__EXERCISE INSTRUCTIONS__
Print the whole listing exactly.

__GIVEN RECORDS__
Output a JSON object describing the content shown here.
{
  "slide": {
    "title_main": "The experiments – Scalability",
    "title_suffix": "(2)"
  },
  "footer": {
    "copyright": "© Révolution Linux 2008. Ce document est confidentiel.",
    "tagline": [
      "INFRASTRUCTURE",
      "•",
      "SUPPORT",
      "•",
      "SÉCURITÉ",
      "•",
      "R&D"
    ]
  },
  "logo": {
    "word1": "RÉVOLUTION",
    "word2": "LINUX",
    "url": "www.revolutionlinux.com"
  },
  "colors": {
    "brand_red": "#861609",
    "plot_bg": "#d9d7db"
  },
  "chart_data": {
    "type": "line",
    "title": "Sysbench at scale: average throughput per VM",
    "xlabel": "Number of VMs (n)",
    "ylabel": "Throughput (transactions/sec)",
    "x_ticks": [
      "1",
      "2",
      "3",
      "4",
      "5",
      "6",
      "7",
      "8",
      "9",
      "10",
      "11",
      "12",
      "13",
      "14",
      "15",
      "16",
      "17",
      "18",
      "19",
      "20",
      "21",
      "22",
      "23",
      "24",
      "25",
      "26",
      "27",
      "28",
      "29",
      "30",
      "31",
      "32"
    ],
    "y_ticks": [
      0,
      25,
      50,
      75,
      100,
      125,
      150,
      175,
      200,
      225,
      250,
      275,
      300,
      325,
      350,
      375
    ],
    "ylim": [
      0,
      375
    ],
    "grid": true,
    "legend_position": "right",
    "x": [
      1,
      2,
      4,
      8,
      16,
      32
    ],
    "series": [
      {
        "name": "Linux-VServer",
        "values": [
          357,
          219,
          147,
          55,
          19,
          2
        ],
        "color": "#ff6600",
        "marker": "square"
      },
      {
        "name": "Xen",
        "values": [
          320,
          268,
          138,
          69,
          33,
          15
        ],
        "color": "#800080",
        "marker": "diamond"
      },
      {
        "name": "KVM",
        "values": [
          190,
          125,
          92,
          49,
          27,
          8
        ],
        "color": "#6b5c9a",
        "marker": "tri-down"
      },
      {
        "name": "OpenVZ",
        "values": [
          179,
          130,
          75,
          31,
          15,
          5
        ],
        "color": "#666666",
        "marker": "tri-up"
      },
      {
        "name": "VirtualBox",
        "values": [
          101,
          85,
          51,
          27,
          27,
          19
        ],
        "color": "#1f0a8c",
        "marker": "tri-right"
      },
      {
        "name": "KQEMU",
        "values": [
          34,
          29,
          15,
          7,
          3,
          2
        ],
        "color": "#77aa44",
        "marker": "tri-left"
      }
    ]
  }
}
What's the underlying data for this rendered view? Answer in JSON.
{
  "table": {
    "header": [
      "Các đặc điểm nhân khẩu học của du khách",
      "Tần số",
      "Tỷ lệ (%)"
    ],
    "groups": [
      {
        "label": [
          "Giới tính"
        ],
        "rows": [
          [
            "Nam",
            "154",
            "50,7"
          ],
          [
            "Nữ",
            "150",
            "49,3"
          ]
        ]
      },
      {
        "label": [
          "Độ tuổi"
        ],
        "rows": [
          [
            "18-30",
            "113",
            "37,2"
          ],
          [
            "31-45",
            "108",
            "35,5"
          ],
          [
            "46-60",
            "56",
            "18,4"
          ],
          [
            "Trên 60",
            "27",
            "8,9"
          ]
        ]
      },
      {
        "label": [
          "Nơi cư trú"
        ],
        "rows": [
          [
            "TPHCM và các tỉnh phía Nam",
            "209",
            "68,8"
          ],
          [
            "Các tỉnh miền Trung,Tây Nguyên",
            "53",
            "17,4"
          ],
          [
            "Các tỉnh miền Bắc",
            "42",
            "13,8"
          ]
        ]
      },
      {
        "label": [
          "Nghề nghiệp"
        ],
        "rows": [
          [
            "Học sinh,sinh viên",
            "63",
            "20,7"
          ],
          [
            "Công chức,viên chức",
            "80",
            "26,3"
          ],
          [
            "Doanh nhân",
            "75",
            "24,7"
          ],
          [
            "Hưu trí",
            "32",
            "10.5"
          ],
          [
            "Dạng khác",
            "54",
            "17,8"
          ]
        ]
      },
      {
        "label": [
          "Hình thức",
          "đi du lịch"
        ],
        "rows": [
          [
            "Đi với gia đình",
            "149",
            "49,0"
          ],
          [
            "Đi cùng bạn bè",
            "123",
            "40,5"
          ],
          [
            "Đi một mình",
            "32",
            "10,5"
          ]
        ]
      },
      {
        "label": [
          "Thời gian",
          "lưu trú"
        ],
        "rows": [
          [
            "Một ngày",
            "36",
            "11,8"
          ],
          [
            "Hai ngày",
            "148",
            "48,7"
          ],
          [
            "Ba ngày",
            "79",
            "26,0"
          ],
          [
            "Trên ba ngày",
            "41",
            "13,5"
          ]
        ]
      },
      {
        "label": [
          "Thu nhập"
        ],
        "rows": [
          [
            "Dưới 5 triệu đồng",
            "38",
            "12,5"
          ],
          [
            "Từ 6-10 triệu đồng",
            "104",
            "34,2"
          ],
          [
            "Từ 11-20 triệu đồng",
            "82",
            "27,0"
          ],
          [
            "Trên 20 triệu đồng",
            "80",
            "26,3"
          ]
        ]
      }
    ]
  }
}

__ANSWER FOR THE TASK__
Output a JSON object describing the content shown here.
{
  "slide": {
    "title_main": "The experiments – Scalability",
    "title_suffix": "(2)"
  },
  "footer": {
    "copyright": "© Révolution Linux 2008. Ce document est confidentiel.",
    "tagline": [
      "INFRASTRUCTURE",
      "•",
      "SUPPORT",
      "•",
      "SÉCURITÉ",
      "•",
      "R&D"
    ]
  },
  "logo": {
    "word1": "RÉVOLUTION",
    "word2": "LINUX",
    "url": "www.revolutionlinux.com"
  },
  "colors": {
    "brand_red": "#861609",
    "plot_bg": "#d9d7db"
  },
  "chart_data": {
    "type": "line",
    "title": "Sysbench at scale: average throughput per VM",
    "xlabel": "Number of VMs (n)",
    "ylabel": "Throughput (transactions/sec)",
    "x_ticks": [
      "1",
      "2",
      "3",
      "4",
      "5",
      "6",
      "7",
      "8",
      "9",
      "10",
      "11",
      "12",
      "13",
      "14",
      "15",
      "16",
      "17",
      "18",
      "19",
      "20",
      "21",
      "22",
      "23",
      "24",
      "25",
      "26",
      "27",
      "28",
      "29",
      "30",
      "31",
      "32"
    ],
    "y_ticks": [
      0,
      25,
      50,
      75,
      100,
      125,
      150,
      175,
      200,
      225,
      250,
      275,
      300,
      325,
      350,
      375
    ],
    "ylim": [
      0,
      375
    ],
    "grid": true,
    "legend_position": "right",
    "x": [
      1,
      2,
      4,
      8,
      16,
      32
    ],
    "series": [
      {
        "name": "Linux-VServer",
        "values": [
          357,
          219,
          147,
          55,
          19,
          2
        ],
        "color": "#ff6600",
        "marker": "square"
      },
      {
        "name": "Xen",
        "values": [
          320,
          268,
          138,
          69,
          33,
          15
        ],
        "color": "#800080",
        "marker": "diamond"
      },
      {
        "name": "KVM",
        "values": [
          190,
          125,
          92,
          49,
          27,
          8
        ],
        "color": "#6b5c9a",
        "marker": "tri-down"
      },
      {
        "name": "OpenVZ",
        "values": [
          179,
          130,
          75,
          31,
          15,
          5
        ],
        "color": "#666666",
        "marker": "tri-up"
      },
      {
        "name": "VirtualBox",
        "values": [
          101,
          85,
          51,
          27,
          27,
          19
        ],
        "color": "#1f0a8c",
        "marker": "tri-right"
      },
      {
        "name": "KQEMU",
        "values": [
          34,
          29,
          15,
          7,
          3,
          2
        ],
        "color": "#77aa44",
        "marker": "tri-left"
      }
    ]
  }
}
What's the underlying data for this rendered view? Answer in JSON.
{
  "table": {
    "header": [
      "Các đặc điểm nhân khẩu học của du khách",
      "Tần số",
      "Tỷ lệ (%)"
    ],
    "groups": [
      {
        "label": [
          "Giới tính"
        ],
        "rows": [
          [
            "Nam",
            "154",
            "50,7"
          ],
          [
            "Nữ",
            "150",
            "49,3"
          ]
        ]
      },
      {
        "label": [
          "Độ tuổi"
        ],
        "rows": [
          [
            "18-30",
            "113",
            "37,2"
          ],
          [
            "31-45",
            "108",
            "35,5"
          ],
          [
            "46-60",
            "56",
            "18,4"
          ],
          [
            "Trên 60",
            "27",
            "8,9"
          ]
        ]
      },
      {
        "label": [
          "Nơi cư trú"
        ],
        "rows": [
          [
            "TPHCM và các tỉnh phía Nam",
            "209",
            "68,8"
          ],
          [
            "Các tỉnh miền Trung,Tây Nguyên",
            "53",
            "17,4"
          ],
          [
            "Các tỉnh miền Bắc",
            "42",
            "13,8"
          ]
        ]
      },
      {
        "label": [
          "Nghề nghiệp"
        ],
        "rows": [
          [
            "Học sinh,sinh viên",
            "63",
            "20,7"
          ],
          [
            "Công chức,viên chức",
            "80",
            "26,3"
          ],
          [
            "Doanh nhân",
            "75",
            "24,7"
          ],
          [
            "Hưu trí",
            "32",
            "10.5"
          ],
          [
            "Dạng khác",
            "54",
            "17,8"
          ]
        ]
      },
      {
        "label": [
          "Hình thức",
          "đi du lịch"
        ],
        "rows": [
          [
            "Đi với gia đình",
            "149",
            "49,0"
          ],
          [
            "Đi cùng bạn bè",
            "123",
            "40,5"
          ],
          [
            "Đi một mình",
            "32",
            "10,5"
          ]
        ]
      },
      {
        "label": [
          "Thời gian",
          "lưu trú"
        ],
        "rows": [
          [
            "Một ngày",
            "36",
            "11,8"
          ],
          [
            "Hai ngày",
            "148",
            "48,7"
          ],
          [
            "Ba ngày",
            "79",
            "26,0"
          ],
          [
            "Trên ba ngày",
            "41",
            "13,5"
          ]
        ]
      },
      {
        "label": [
          "Thu nhập"
        ],
        "rows": [
          [
            "Dưới 5 triệu đồng",
            "38",
            "12,5"
          ],
          [
            "Từ 6-10 triệu đồng",
            "104",
            "34,2"
          ],
          [
            "Từ 11-20 triệu đồng",
            "82",
            "27,0"
          ],
          [
            "Trên 20 triệu đồng",
            "80",
            "26,3"
          ]
        ]
      }
    ]
  }
}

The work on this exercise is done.